[Stored dataset items]
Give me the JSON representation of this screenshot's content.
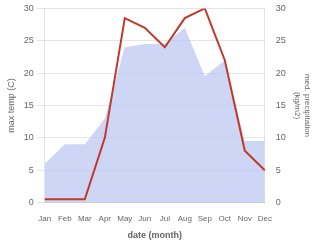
{
  "chart_data": {
    "type": "line",
    "categories": [
      "Jan",
      "Feb",
      "Mar",
      "Apr",
      "May",
      "Jun",
      "Jul",
      "Aug",
      "Sep",
      "Oct",
      "Nov",
      "Dec"
    ],
    "xlabel": "date (month)",
    "ylabel": "max temp (C)",
    "y2label": "med. precipitation\n(kg/m2)",
    "series": [
      {
        "type": "area",
        "color": "#b8c4f0",
        "axis": "y2",
        "values": [
          6.0,
          9.0,
          9.0,
          13.0,
          24.0,
          24.5,
          24.5,
          27.0,
          19.5,
          22.0,
          9.5,
          9.5
        ]
      },
      {
        "type": "line",
        "color": "#c0392b",
        "values": [
          0.5,
          0.5,
          0.5,
          10.0,
          28.5,
          27.0,
          24.0,
          28.5,
          30.0,
          22.0,
          8.0,
          5.0
        ]
      }
    ],
    "ylim": [
      0,
      30
    ],
    "yticks": [
      0,
      5,
      10,
      15,
      20,
      25,
      30
    ],
    "y2lim": [
      0,
      30
    ],
    "y2ticks": [
      0,
      5,
      10,
      15,
      20,
      25,
      30
    ],
    "grid": true
  }
}
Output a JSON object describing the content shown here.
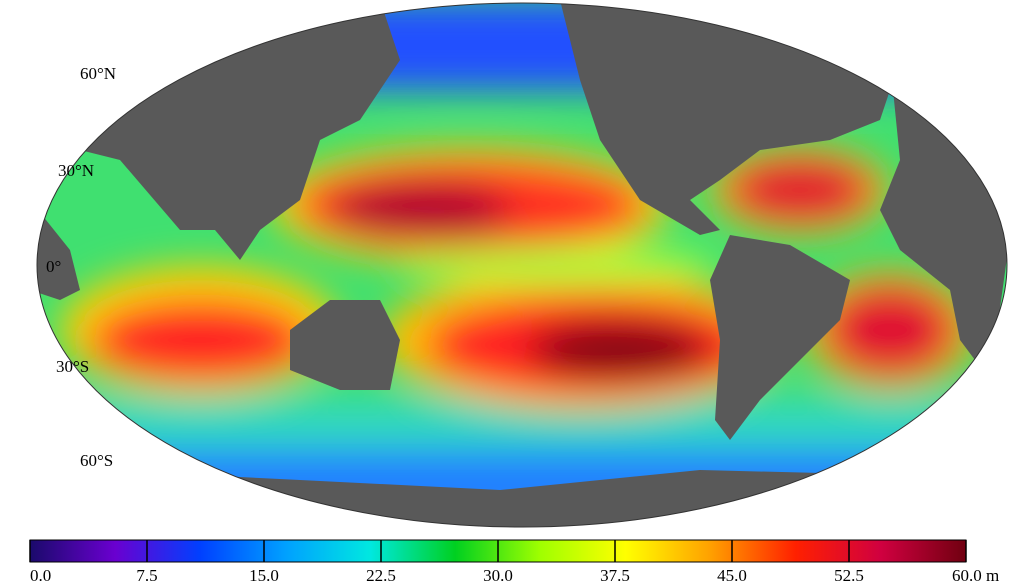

*PROBLEM DETAILS*
Reproduce every entry word for word, but omit the pictures.

*ANSWER FOR THE TASK*
Give me the JSON representation of this screenshot's content.
{
  "chart_data": {
    "type": "line",
    "categories": [
      "Jan",
      "Feb",
      "Mar",
      "Apr",
      "May",
      "Jun",
      "Jul",
      "Aug",
      "Sep",
      "Oct",
      "Nov",
      "Dec"
    ],
    "xlabel": "date (month)",
    "ylabel": "max temp (C)",
    "y2label": "med. precipitation\n(kg/m2)",
    "series": [
      {
        "type": "area",
        "color": "#b8c4f0",
        "axis": "y2",
        "values": [
          6.0,
          9.0,
          9.0,
          13.0,
          24.0,
          24.5,
          24.5,
          27.0,
          19.5,
          22.0,
          9.5,
          9.5
        ]
      },
      {
        "type": "line",
        "color": "#c0392b",
        "values": [
          0.5,
          0.5,
          0.5,
          10.0,
          28.5,
          27.0,
          24.0,
          28.5,
          30.0,
          22.0,
          8.0,
          5.0
        ]
      }
    ],
    "ylim": [
      0,
      30
    ],
    "yticks": [
      0,
      5,
      10,
      15,
      20,
      25,
      30
    ],
    "y2lim": [
      0,
      30
    ],
    "y2ticks": [
      0,
      5,
      10,
      15,
      20,
      25,
      30
    ],
    "grid": true
  }
}
Output a JSON object describing the content shown here.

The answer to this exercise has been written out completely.